**Work required**.
Transcribe the records that follow. Keep every word exactly, and drop the pictures.

## Begin

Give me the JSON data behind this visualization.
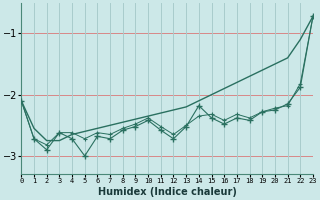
{
  "xlabel": "Humidex (Indice chaleur)",
  "background_color": "#cce8e8",
  "grid_color_major": "#f0b8b8",
  "grid_color_minor": "#b8d8d8",
  "line_color": "#2a7060",
  "x_values": [
    0,
    1,
    2,
    3,
    4,
    5,
    6,
    7,
    8,
    9,
    10,
    11,
    12,
    13,
    14,
    15,
    16,
    17,
    18,
    19,
    20,
    21,
    22,
    23
  ],
  "smooth_y": [
    -2.1,
    -2.55,
    -2.75,
    -2.75,
    -2.65,
    -2.6,
    -2.55,
    -2.5,
    -2.45,
    -2.4,
    -2.35,
    -2.3,
    -2.25,
    -2.2,
    -2.1,
    -2.0,
    -1.9,
    -1.8,
    -1.7,
    -1.6,
    -1.5,
    -1.4,
    -1.1,
    -0.72
  ],
  "jagged_y": [
    -2.1,
    -2.72,
    -2.9,
    -2.62,
    -2.72,
    -3.0,
    -2.68,
    -2.72,
    -2.58,
    -2.52,
    -2.42,
    -2.58,
    -2.72,
    -2.52,
    -2.18,
    -2.38,
    -2.48,
    -2.38,
    -2.42,
    -2.28,
    -2.25,
    -2.15,
    -1.88,
    -0.72
  ],
  "jagged2_y": [
    -2.1,
    -2.72,
    -2.82,
    -2.62,
    -2.62,
    -2.72,
    -2.62,
    -2.65,
    -2.55,
    -2.48,
    -2.38,
    -2.52,
    -2.65,
    -2.5,
    -2.35,
    -2.32,
    -2.42,
    -2.32,
    -2.38,
    -2.28,
    -2.22,
    -2.18,
    -1.82,
    -0.72
  ],
  "ylim": [
    -3.3,
    -0.5
  ],
  "yticks": [
    -3,
    -2,
    -1
  ],
  "xlim": [
    0,
    23
  ]
}
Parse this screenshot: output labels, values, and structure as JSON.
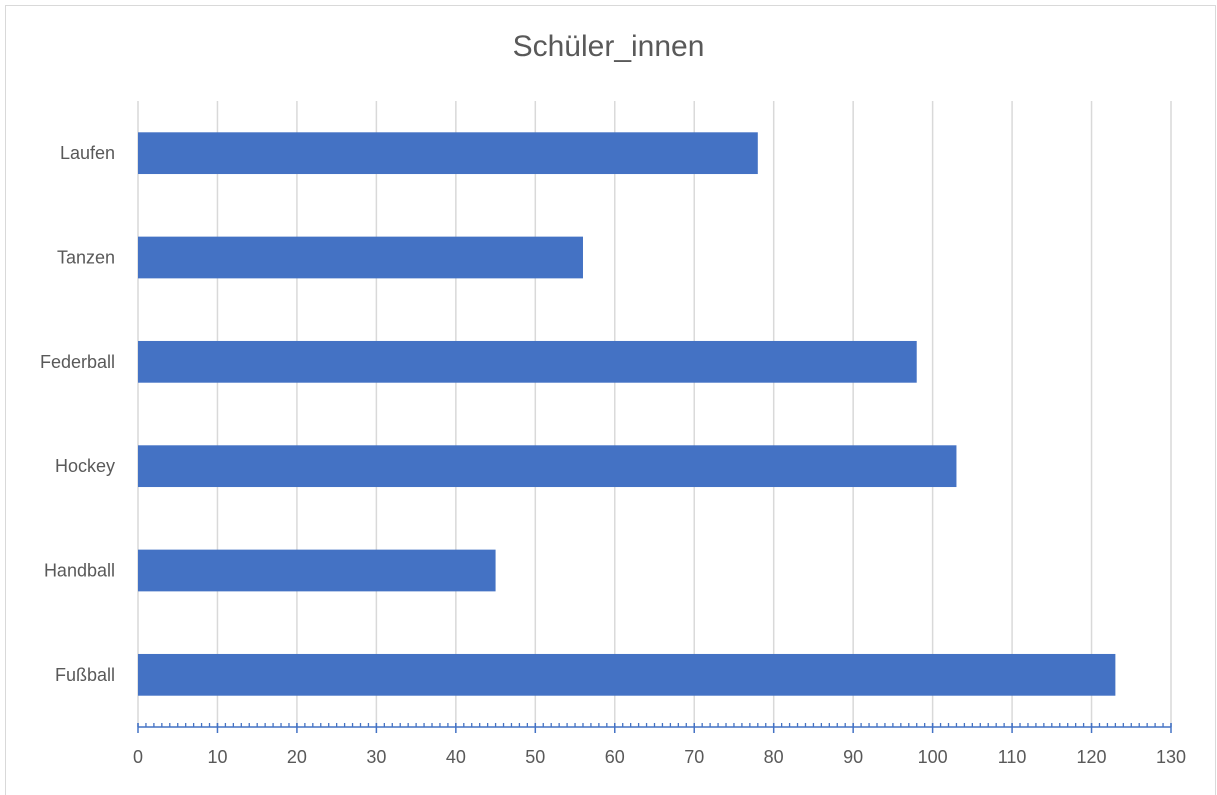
{
  "chart_data": {
    "type": "bar",
    "orientation": "horizontal",
    "title": "Schüler_innen",
    "xlabel": "",
    "ylabel": "",
    "categories": [
      "Laufen",
      "Tanzen",
      "Federball",
      "Hockey",
      "Handball",
      "Fußball"
    ],
    "values": [
      78,
      56,
      98,
      103,
      45,
      123
    ],
    "xlim": [
      0,
      130
    ],
    "xticks": [
      0,
      10,
      20,
      30,
      40,
      50,
      60,
      70,
      80,
      90,
      100,
      110,
      120,
      130
    ],
    "grid": true,
    "legend": "none",
    "bar_color": "#4472c4",
    "axis_color": "#4472c4",
    "grid_color": "#d9d9d9"
  }
}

## End

**Correct response**.
Give me the JSON data behind this visualization.
{
  "xlabel": "Humidex (Indice chaleur)",
  "background_color": "#cce8e8",
  "grid_color_major": "#f0b8b8",
  "grid_color_minor": "#b8d8d8",
  "line_color": "#2a7060",
  "x_values": [
    0,
    1,
    2,
    3,
    4,
    5,
    6,
    7,
    8,
    9,
    10,
    11,
    12,
    13,
    14,
    15,
    16,
    17,
    18,
    19,
    20,
    21,
    22,
    23
  ],
  "smooth_y": [
    -2.1,
    -2.55,
    -2.75,
    -2.75,
    -2.65,
    -2.6,
    -2.55,
    -2.5,
    -2.45,
    -2.4,
    -2.35,
    -2.3,
    -2.25,
    -2.2,
    -2.1,
    -2.0,
    -1.9,
    -1.8,
    -1.7,
    -1.6,
    -1.5,
    -1.4,
    -1.1,
    -0.72
  ],
  "jagged_y": [
    -2.1,
    -2.72,
    -2.9,
    -2.62,
    -2.72,
    -3.0,
    -2.68,
    -2.72,
    -2.58,
    -2.52,
    -2.42,
    -2.58,
    -2.72,
    -2.52,
    -2.18,
    -2.38,
    -2.48,
    -2.38,
    -2.42,
    -2.28,
    -2.25,
    -2.15,
    -1.88,
    -0.72
  ],
  "jagged2_y": [
    -2.1,
    -2.72,
    -2.82,
    -2.62,
    -2.62,
    -2.72,
    -2.62,
    -2.65,
    -2.55,
    -2.48,
    -2.38,
    -2.52,
    -2.65,
    -2.5,
    -2.35,
    -2.32,
    -2.42,
    -2.32,
    -2.38,
    -2.28,
    -2.22,
    -2.18,
    -1.82,
    -0.72
  ],
  "ylim": [
    -3.3,
    -0.5
  ],
  "yticks": [
    -3,
    -2,
    -1
  ],
  "xlim": [
    0,
    23
  ]
}
Parse this screenshot: output labels, values, and structure as JSON.
{
  "chart_data": {
    "type": "bar",
    "orientation": "horizontal",
    "title": "Schüler_innen",
    "xlabel": "",
    "ylabel": "",
    "categories": [
      "Laufen",
      "Tanzen",
      "Federball",
      "Hockey",
      "Handball",
      "Fußball"
    ],
    "values": [
      78,
      56,
      98,
      103,
      45,
      123
    ],
    "xlim": [
      0,
      130
    ],
    "xticks": [
      0,
      10,
      20,
      30,
      40,
      50,
      60,
      70,
      80,
      90,
      100,
      110,
      120,
      130
    ],
    "grid": true,
    "legend": "none",
    "bar_color": "#4472c4",
    "axis_color": "#4472c4",
    "grid_color": "#d9d9d9"
  }
}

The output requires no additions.